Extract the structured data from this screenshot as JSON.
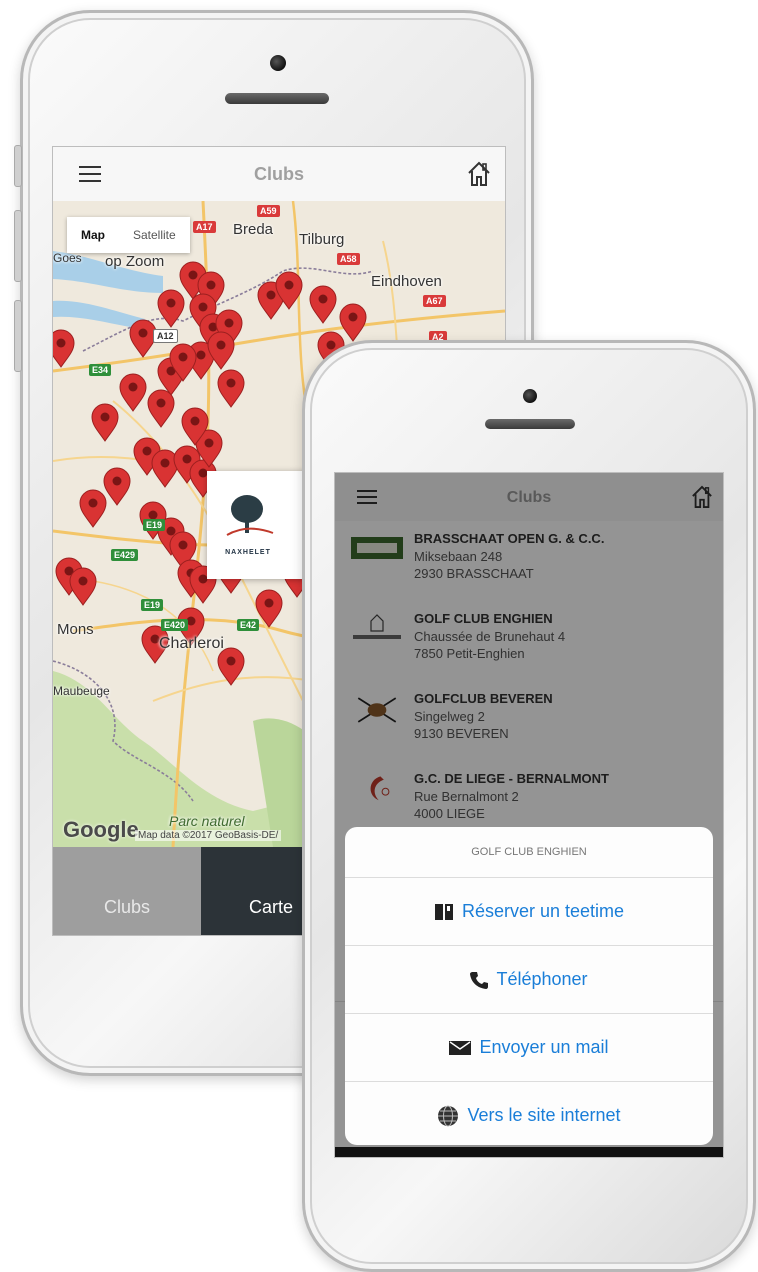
{
  "phone_left": {
    "header": {
      "title": "Clubs"
    },
    "map": {
      "toggle": {
        "map_label": "Map",
        "satellite_label": "Satellite"
      },
      "cities": [
        "Breda",
        "Tilburg",
        "Goes",
        "op Zoom",
        "Eindhoven",
        "Mons",
        "Charleroi",
        "Maubeuge",
        "Parc naturel",
        "Mons"
      ],
      "roads": [
        "A59",
        "A17",
        "A58",
        "A67",
        "A2",
        "A12",
        "E34",
        "E19",
        "E429",
        "E19",
        "E420",
        "E42"
      ],
      "google_logo": "Google",
      "credit": "Map data ©2017 GeoBasis-DE/",
      "popup_brand": "NAXHELET"
    },
    "tabs": {
      "clubs": "Clubs",
      "carte": "Carte"
    },
    "colors": {
      "pin": "#d93333",
      "tab_active": "#2c3338",
      "tab_inactive": "#9e9e9e"
    }
  },
  "phone_right": {
    "header": {
      "title": "Clubs"
    },
    "clubs": [
      {
        "name": "BRASSCHAAT OPEN G. & C.C.",
        "street": "Miksebaan 248",
        "city": "2930 BRASSCHAAT",
        "logo": "brasschaat-logo"
      },
      {
        "name": "GOLF CLUB ENGHIEN",
        "street": "Chaussée de Brunehaut 4",
        "city": "7850 Petit-Enghien",
        "logo": "enghien-logo"
      },
      {
        "name": "GOLFCLUB BEVEREN",
        "street": "Singelweg 2",
        "city": "9130 BEVEREN",
        "logo": "beveren-logo"
      },
      {
        "name": "G.C. DE LIEGE - BERNALMONT",
        "street": "Rue Bernalmont 2",
        "city": "4000 LIEGE",
        "logo": "liege-logo"
      }
    ],
    "action_sheet": {
      "title": "GOLF CLUB ENGHIEN",
      "actions": [
        {
          "label": "Réserver un teetime",
          "icon": "book-icon"
        },
        {
          "label": "Téléphoner",
          "icon": "phone-icon"
        },
        {
          "label": "Envoyer un mail",
          "icon": "mail-icon"
        },
        {
          "label": "Vers le site internet",
          "icon": "globe-icon"
        }
      ]
    },
    "colors": {
      "action_text": "#1a7ed8"
    }
  }
}
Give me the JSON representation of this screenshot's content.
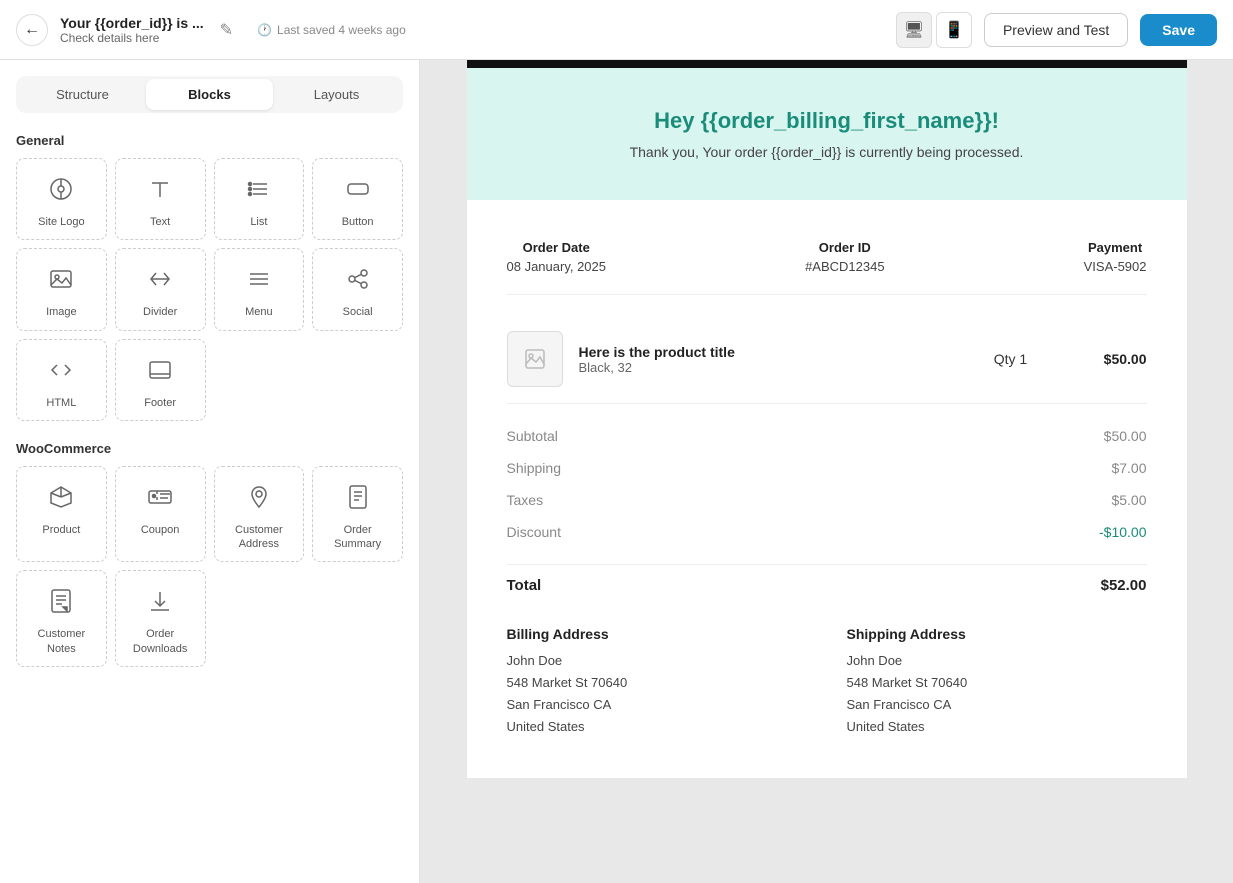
{
  "topbar": {
    "back_label": "←",
    "title": "Your {{order_id}} is ...",
    "subtitle": "Check details here",
    "edit_icon": "✎",
    "saved_text": "Last saved 4 weeks ago",
    "desktop_icon": "🖥",
    "mobile_icon": "📱",
    "preview_label": "Preview and Test",
    "save_label": "Save"
  },
  "sidebar": {
    "tabs": [
      "Structure",
      "Blocks",
      "Layouts"
    ],
    "active_tab": "Blocks",
    "general_label": "General",
    "woocommerce_label": "WooCommerce",
    "general_blocks": [
      {
        "id": "site-logo",
        "label": "Site Logo",
        "icon": "⊙"
      },
      {
        "id": "text",
        "label": "Text",
        "icon": "T"
      },
      {
        "id": "list",
        "label": "List",
        "icon": "≡"
      },
      {
        "id": "button",
        "label": "Button",
        "icon": "▭"
      },
      {
        "id": "image",
        "label": "Image",
        "icon": "🖼"
      },
      {
        "id": "divider",
        "label": "Divider",
        "icon": "⇅"
      },
      {
        "id": "menu",
        "label": "Menu",
        "icon": "☰"
      },
      {
        "id": "social",
        "label": "Social",
        "icon": "⇌"
      },
      {
        "id": "html",
        "label": "HTML",
        "icon": "</>"
      },
      {
        "id": "footer",
        "label": "Footer",
        "icon": "▭"
      }
    ],
    "woo_blocks": [
      {
        "id": "product",
        "label": "Product",
        "icon": "◈"
      },
      {
        "id": "coupon",
        "label": "Coupon",
        "icon": "🎟"
      },
      {
        "id": "customer-address",
        "label": "Customer Address",
        "icon": "📍"
      },
      {
        "id": "order-summary",
        "label": "Order Summary",
        "icon": "📄"
      },
      {
        "id": "customer-notes",
        "label": "Customer Notes",
        "icon": "📋"
      },
      {
        "id": "order-downloads",
        "label": "Order Downloads",
        "icon": "⬇"
      }
    ]
  },
  "preview": {
    "hero_heading": "Hey {{order_billing_first_name}}!",
    "hero_subtext": "Thank you, Your order {{order_id}} is currently being processed.",
    "order_date_label": "Order Date",
    "order_date_value": "08 January, 2025",
    "order_id_label": "Order ID",
    "order_id_value": "#ABCD12345",
    "payment_label": "Payment",
    "payment_value": "VISA-5902",
    "product_title": "Here is the product title",
    "product_variant": "Black, 32",
    "product_qty": "Qty 1",
    "product_price": "$50.00",
    "subtotal_label": "Subtotal",
    "subtotal_value": "$50.00",
    "shipping_label": "Shipping",
    "shipping_value": "$7.00",
    "taxes_label": "Taxes",
    "taxes_value": "$5.00",
    "discount_label": "Discount",
    "discount_value": "-$10.00",
    "total_label": "Total",
    "total_value": "$52.00",
    "billing_title": "Billing Address",
    "billing_name": "John Doe",
    "billing_street": "548 Market St 70640",
    "billing_city": "San Francisco CA",
    "billing_country": "United States",
    "shipping_title": "Shipping Address",
    "shipping_name": "John Doe",
    "shipping_street": "548 Market St 70640",
    "shipping_city": "San Francisco CA",
    "shipping_country": "United States"
  }
}
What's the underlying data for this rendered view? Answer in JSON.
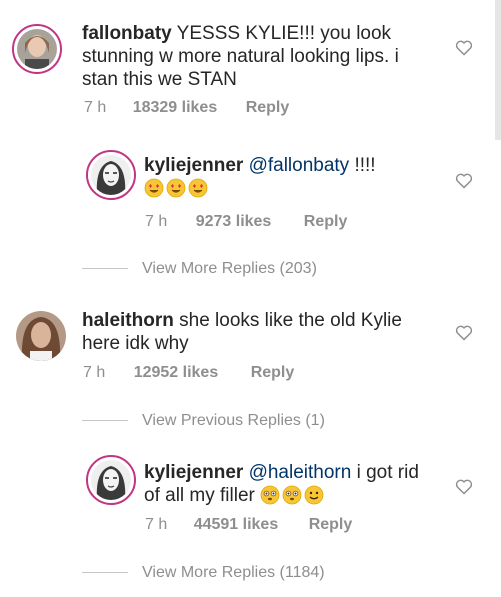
{
  "comments": [
    {
      "username": "fallonbaty",
      "text": "YESSS KYLIE!!! you look stunning w more natural looking lips. i stan this we STAN",
      "time": "7 h",
      "likes": "18329 likes",
      "reply": "Reply"
    },
    {
      "username": "kyliejenner",
      "mention": "@fallonbaty",
      "text": " !!!!",
      "emojis": [
        "heart-eyes",
        "heart-eyes",
        "heart-eyes"
      ],
      "time": "7 h",
      "likes": "9273 likes",
      "reply": "Reply"
    },
    {
      "username": "haleithorn",
      "text": "she looks like the old Kylie here idk why",
      "time": "7 h",
      "likes": "12952 likes",
      "reply": "Reply"
    },
    {
      "username": "kyliejenner",
      "mention": "@haleithorn",
      "text": " i got rid of all my filler",
      "emojis": [
        "flushed",
        "flushed",
        "slight-smile"
      ],
      "time": "7 h",
      "likes": "44591 likes",
      "reply": "Reply"
    }
  ],
  "threads": {
    "view_more_1": "View More Replies (203)",
    "view_previous": "View Previous Replies (1)",
    "view_more_2": "View More Replies (1184)"
  },
  "colors": {
    "text": "#262626",
    "meta": "#8e8e8e",
    "mention": "#003569",
    "story_ring": "#c13584"
  }
}
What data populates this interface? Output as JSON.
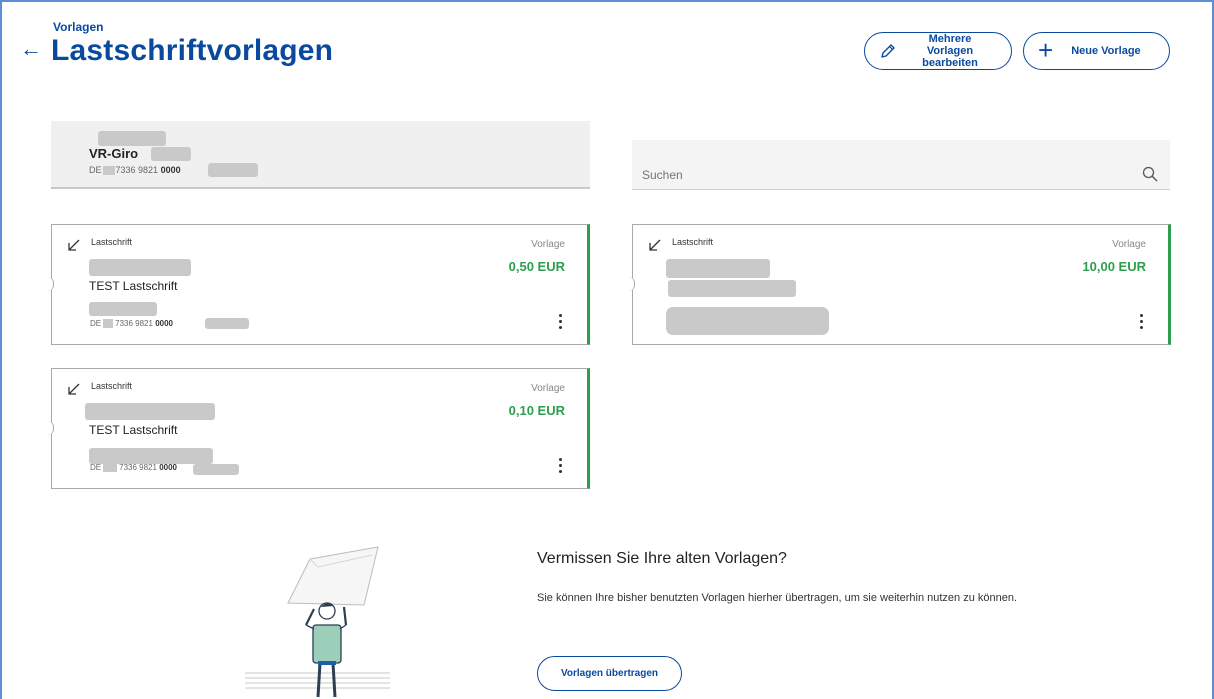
{
  "header": {
    "breadcrumb": "Vorlagen",
    "title": "Lastschriftvorlagen",
    "back_icon": "arrow-left-icon",
    "edit_multiple_line1": "Mehrere Vorlagen",
    "edit_multiple_line2": "bearbeiten",
    "new_template": "Neue Vorlage"
  },
  "account": {
    "name": "VR-Giro",
    "iban_prefix": "DE",
    "iban_middle": "7336 9821",
    "iban_bold": "0000"
  },
  "search": {
    "placeholder": "Suchen"
  },
  "cards": [
    {
      "type": "Lastschrift",
      "status": "Vorlage",
      "amount": "0,50 EUR",
      "reference": "TEST Lastschrift",
      "iban_prefix": "DE",
      "iban_middle": "7336 9821",
      "iban_bold": "0000"
    },
    {
      "type": "Lastschrift",
      "status": "Vorlage",
      "amount": "10,00 EUR"
    },
    {
      "type": "Lastschrift",
      "status": "Vorlage",
      "amount": "0,10 EUR",
      "reference": "TEST Lastschrift",
      "iban_prefix": "DE",
      "iban_middle": "7336 9821",
      "iban_bold": "0000"
    }
  ],
  "promo": {
    "title": "Vermissen Sie Ihre alten Vorlagen?",
    "text": "Sie können Ihre bisher benutzten Vorlagen hierher übertragen, um sie weiterhin nutzen zu können.",
    "button": "Vorlagen übertragen"
  },
  "colors": {
    "brand_blue": "#0a4a9e",
    "amount_green": "#2e9e4f"
  }
}
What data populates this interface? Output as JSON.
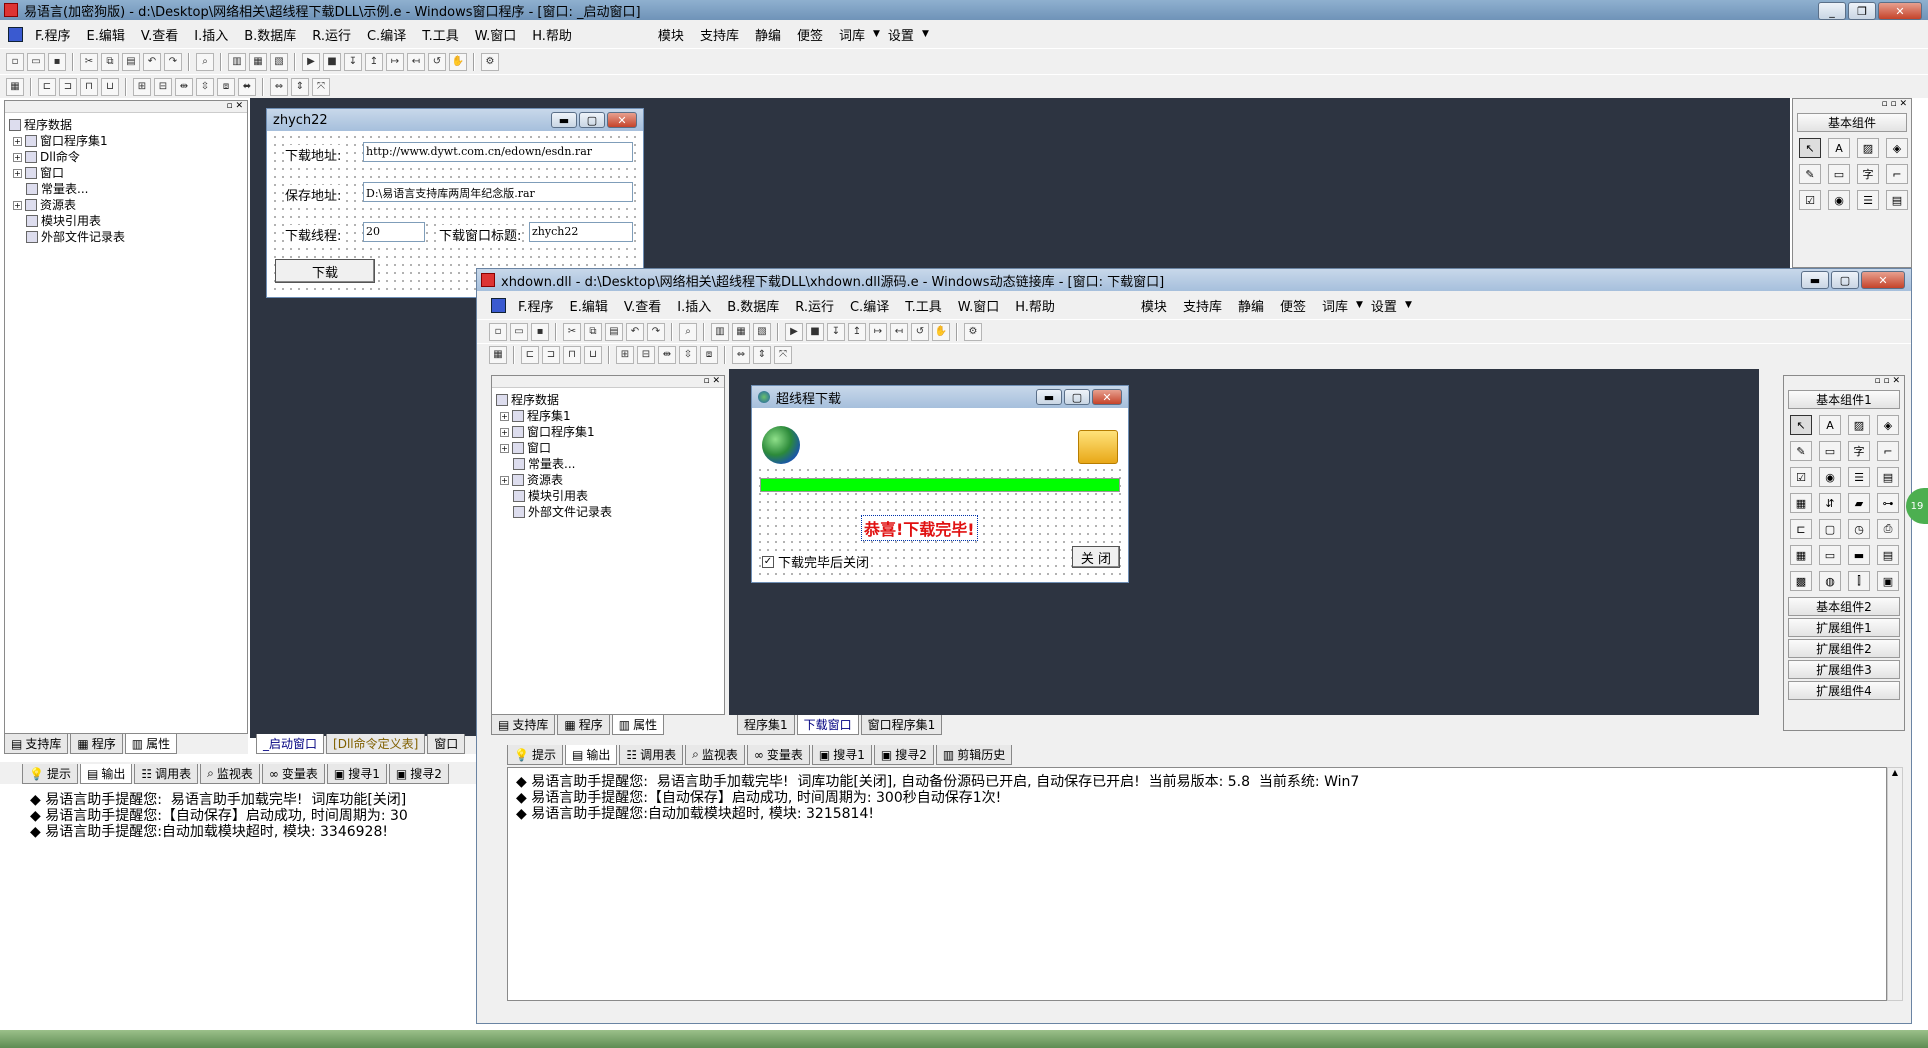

-*-

The exercise>
Select every line in the records above that contains the word "übertragen".

Task output>
    "text": "Sie können Ihre bisher benutzten Vorlagen hierher übertragen, um sie weiterhin nutzen zu können.",
    "button": "Vorlagen übertragen"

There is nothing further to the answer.